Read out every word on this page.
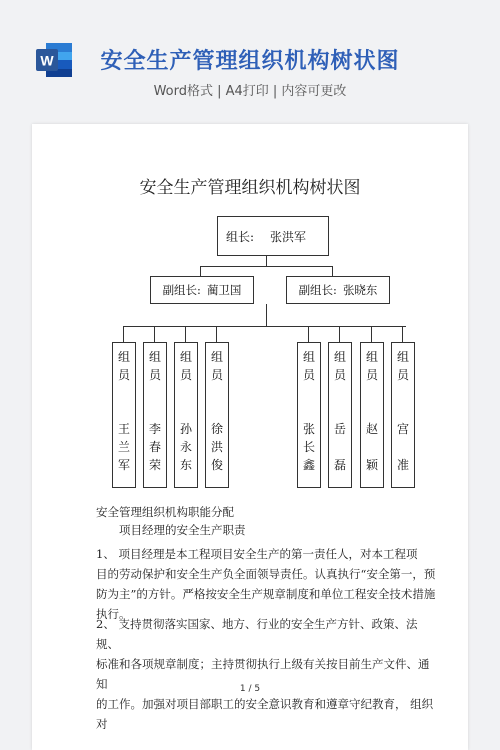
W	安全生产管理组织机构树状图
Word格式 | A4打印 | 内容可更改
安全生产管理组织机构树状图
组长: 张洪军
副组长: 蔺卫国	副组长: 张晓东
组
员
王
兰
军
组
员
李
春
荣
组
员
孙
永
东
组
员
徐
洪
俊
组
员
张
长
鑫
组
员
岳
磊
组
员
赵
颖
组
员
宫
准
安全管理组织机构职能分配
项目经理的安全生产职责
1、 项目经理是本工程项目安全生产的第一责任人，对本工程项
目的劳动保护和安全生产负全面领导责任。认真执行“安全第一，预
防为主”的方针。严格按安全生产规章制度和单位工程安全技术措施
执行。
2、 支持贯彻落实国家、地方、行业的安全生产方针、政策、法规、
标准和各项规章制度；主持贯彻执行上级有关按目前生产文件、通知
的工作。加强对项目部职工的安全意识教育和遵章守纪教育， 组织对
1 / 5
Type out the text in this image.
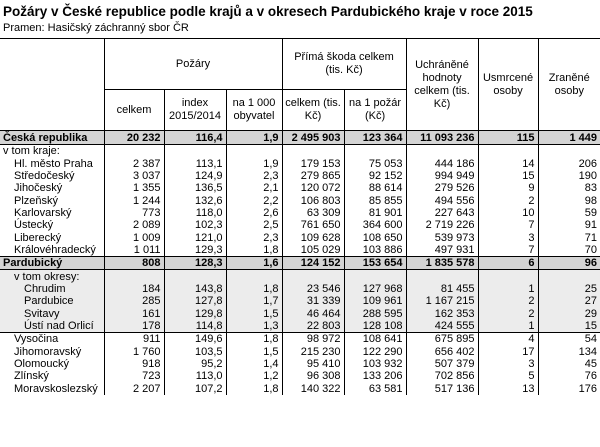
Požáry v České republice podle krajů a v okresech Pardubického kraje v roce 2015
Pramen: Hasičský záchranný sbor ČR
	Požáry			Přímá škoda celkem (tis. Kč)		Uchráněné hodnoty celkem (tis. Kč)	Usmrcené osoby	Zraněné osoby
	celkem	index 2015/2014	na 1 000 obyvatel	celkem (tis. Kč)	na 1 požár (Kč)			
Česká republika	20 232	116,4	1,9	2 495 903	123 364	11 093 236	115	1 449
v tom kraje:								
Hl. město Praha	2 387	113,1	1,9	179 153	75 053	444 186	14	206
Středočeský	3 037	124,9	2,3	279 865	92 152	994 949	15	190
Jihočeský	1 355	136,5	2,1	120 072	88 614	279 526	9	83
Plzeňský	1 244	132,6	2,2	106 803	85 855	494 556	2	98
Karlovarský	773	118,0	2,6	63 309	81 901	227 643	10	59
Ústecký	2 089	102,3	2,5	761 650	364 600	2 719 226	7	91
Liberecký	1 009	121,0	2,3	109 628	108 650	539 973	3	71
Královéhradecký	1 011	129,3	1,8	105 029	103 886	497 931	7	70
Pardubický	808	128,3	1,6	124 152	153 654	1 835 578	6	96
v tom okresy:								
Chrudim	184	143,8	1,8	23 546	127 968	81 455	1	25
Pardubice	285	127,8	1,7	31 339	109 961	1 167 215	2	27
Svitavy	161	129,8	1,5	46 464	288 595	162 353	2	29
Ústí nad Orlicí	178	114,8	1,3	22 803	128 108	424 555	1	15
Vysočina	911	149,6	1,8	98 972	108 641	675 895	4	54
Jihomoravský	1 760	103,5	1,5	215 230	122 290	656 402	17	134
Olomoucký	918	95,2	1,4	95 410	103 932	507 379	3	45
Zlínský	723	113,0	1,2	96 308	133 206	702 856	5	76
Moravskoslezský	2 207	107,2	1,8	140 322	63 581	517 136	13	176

—————

Copy out every line of the material above exactly, skipping the pictures.

Read out every word on this page.
W	安全生产管理组织机构树状图
Word格式 | A4打印 | 内容可更改
安全生产管理组织机构树状图
组长: 张洪军
副组长: 蔺卫国	副组长: 张晓东
组
员
王
兰
军
组
员
李
春
荣
组
员
孙
永
东
组
员
徐
洪
俊
组
员
张
长
鑫
组
员
岳
磊
组
员
赵
颖
组
员
宫
准
安全管理组织机构职能分配
项目经理的安全生产职责
1、 项目经理是本工程项目安全生产的第一责任人，对本工程项
目的劳动保护和安全生产负全面领导责任。认真执行“安全第一，预
防为主”的方针。严格按安全生产规章制度和单位工程安全技术措施
执行。
2、 支持贯彻落实国家、地方、行业的安全生产方针、政策、法规、
标准和各项规章制度；主持贯彻执行上级有关按目前生产文件、通知
的工作。加强对项目部职工的安全意识教育和遵章守纪教育， 组织对
1 / 5
Type out the text in this image.
Požáry v České republice podle krajů a v okresech Pardubického kraje v roce 2015
Pramen: Hasičský záchranný sbor ČR
	Požáry			Přímá škoda celkem (tis. Kč)		Uchráněné hodnoty celkem (tis. Kč)	Usmrcené osoby	Zraněné osoby
	celkem	index 2015/2014	na 1 000 obyvatel	celkem (tis. Kč)	na 1 požár (Kč)			
Česká republika	20 232	116,4	1,9	2 495 903	123 364	11 093 236	115	1 449
v tom kraje:								
Hl. město Praha	2 387	113,1	1,9	179 153	75 053	444 186	14	206
Středočeský	3 037	124,9	2,3	279 865	92 152	994 949	15	190
Jihočeský	1 355	136,5	2,1	120 072	88 614	279 526	9	83
Plzeňský	1 244	132,6	2,2	106 803	85 855	494 556	2	98
Karlovarský	773	118,0	2,6	63 309	81 901	227 643	10	59
Ústecký	2 089	102,3	2,5	761 650	364 600	2 719 226	7	91
Liberecký	1 009	121,0	2,3	109 628	108 650	539 973	3	71
Královéhradecký	1 011	129,3	1,8	105 029	103 886	497 931	7	70
Pardubický	808	128,3	1,6	124 152	153 654	1 835 578	6	96
v tom okresy:								
Chrudim	184	143,8	1,8	23 546	127 968	81 455	1	25
Pardubice	285	127,8	1,7	31 339	109 961	1 167 215	2	27
Svitavy	161	129,8	1,5	46 464	288 595	162 353	2	29
Ústí nad Orlicí	178	114,8	1,3	22 803	128 108	424 555	1	15
Vysočina	911	149,6	1,8	98 972	108 641	675 895	4	54
Jihomoravský	1 760	103,5	1,5	215 230	122 290	656 402	17	134
Olomoucký	918	95,2	1,4	95 410	103 932	507 379	3	45
Zlínský	723	113,0	1,2	96 308	133 206	702 856	5	76
Moravskoslezský	2 207	107,2	1,8	140 322	63 581	517 136	13	176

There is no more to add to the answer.